_Short exercise_
Which lines in the entries below contain the word "Hızlı"? Report each such line in full.

########

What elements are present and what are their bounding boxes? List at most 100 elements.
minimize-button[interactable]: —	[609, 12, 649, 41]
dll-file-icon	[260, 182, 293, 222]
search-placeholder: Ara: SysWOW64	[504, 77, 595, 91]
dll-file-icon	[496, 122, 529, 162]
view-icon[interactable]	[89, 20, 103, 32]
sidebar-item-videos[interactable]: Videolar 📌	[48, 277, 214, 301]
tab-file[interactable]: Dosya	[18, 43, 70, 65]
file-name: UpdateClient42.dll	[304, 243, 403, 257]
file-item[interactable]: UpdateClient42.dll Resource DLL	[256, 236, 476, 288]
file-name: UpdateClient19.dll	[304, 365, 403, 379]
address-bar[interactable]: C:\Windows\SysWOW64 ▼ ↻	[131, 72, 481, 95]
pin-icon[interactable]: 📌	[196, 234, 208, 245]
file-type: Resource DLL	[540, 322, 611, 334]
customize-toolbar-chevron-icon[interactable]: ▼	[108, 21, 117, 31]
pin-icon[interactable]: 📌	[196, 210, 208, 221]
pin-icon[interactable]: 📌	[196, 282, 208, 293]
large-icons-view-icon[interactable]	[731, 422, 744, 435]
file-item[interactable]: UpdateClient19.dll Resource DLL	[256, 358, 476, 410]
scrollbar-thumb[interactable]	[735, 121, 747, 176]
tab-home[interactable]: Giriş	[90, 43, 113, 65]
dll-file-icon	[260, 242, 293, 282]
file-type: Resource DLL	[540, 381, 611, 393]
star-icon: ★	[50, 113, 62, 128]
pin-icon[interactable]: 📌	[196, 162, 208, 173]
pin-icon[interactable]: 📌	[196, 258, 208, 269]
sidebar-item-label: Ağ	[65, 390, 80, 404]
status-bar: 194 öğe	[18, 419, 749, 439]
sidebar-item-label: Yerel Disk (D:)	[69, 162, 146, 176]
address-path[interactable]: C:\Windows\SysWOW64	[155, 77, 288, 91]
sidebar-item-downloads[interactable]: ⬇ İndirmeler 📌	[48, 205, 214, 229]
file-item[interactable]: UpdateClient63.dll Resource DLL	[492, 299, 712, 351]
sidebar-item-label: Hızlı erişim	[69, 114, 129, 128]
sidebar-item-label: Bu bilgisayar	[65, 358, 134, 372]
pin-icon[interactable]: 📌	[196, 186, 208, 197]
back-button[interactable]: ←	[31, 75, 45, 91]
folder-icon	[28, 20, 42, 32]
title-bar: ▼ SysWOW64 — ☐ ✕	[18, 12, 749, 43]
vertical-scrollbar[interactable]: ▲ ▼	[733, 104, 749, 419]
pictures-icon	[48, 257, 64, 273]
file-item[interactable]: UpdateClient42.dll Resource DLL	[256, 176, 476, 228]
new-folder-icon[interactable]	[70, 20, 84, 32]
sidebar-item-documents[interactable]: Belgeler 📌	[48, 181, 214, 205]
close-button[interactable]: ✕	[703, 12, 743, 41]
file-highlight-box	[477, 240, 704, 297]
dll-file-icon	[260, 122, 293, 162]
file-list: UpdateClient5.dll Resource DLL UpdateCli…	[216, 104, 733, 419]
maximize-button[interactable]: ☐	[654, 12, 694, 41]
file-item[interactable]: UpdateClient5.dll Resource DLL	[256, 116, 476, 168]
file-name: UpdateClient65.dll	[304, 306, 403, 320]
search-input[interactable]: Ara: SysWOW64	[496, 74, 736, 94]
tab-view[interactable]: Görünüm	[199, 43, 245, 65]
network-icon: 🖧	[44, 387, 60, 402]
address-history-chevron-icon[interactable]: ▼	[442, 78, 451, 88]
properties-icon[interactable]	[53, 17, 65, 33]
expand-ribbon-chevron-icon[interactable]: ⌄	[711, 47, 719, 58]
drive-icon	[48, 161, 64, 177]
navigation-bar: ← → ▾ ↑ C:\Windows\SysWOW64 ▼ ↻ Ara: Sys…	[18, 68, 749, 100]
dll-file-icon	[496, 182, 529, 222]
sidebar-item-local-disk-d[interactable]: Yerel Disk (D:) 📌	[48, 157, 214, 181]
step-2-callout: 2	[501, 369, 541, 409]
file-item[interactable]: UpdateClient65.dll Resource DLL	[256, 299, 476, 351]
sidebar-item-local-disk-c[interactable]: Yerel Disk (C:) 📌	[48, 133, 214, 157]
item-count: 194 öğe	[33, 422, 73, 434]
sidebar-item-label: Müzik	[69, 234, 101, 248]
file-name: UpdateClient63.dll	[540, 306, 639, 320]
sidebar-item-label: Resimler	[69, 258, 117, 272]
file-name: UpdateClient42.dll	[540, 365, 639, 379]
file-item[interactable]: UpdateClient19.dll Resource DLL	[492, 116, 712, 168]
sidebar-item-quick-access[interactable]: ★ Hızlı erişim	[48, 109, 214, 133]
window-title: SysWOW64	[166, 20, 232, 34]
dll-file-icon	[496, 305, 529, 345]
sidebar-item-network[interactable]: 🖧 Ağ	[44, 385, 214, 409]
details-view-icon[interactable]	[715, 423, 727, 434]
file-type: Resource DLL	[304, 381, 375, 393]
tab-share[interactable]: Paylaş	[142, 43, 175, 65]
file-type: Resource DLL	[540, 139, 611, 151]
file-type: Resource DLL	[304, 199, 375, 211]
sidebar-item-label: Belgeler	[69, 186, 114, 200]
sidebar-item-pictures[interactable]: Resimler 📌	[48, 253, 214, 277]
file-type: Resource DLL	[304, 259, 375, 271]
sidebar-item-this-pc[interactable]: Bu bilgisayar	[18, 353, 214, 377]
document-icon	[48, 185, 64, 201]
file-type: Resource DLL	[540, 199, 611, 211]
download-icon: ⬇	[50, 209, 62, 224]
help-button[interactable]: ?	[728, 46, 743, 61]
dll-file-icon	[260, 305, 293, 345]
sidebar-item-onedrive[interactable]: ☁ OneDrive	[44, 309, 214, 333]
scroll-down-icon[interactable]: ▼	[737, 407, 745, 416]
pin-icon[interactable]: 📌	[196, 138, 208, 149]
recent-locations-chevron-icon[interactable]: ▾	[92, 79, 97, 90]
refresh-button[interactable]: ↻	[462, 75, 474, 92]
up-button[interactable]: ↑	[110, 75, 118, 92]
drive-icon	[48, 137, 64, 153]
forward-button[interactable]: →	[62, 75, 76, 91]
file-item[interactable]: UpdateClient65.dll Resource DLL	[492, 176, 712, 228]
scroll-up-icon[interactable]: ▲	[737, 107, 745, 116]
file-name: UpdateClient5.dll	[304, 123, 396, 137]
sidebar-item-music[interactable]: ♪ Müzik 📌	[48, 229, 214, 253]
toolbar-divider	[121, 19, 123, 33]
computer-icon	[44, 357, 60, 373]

########

_Answer to the task_
sidebar-item-label: Hızlı erişim	[69, 114, 129, 128]
sidebar-item-quick-access[interactable]: ★ Hızlı erişim	[48, 109, 214, 133]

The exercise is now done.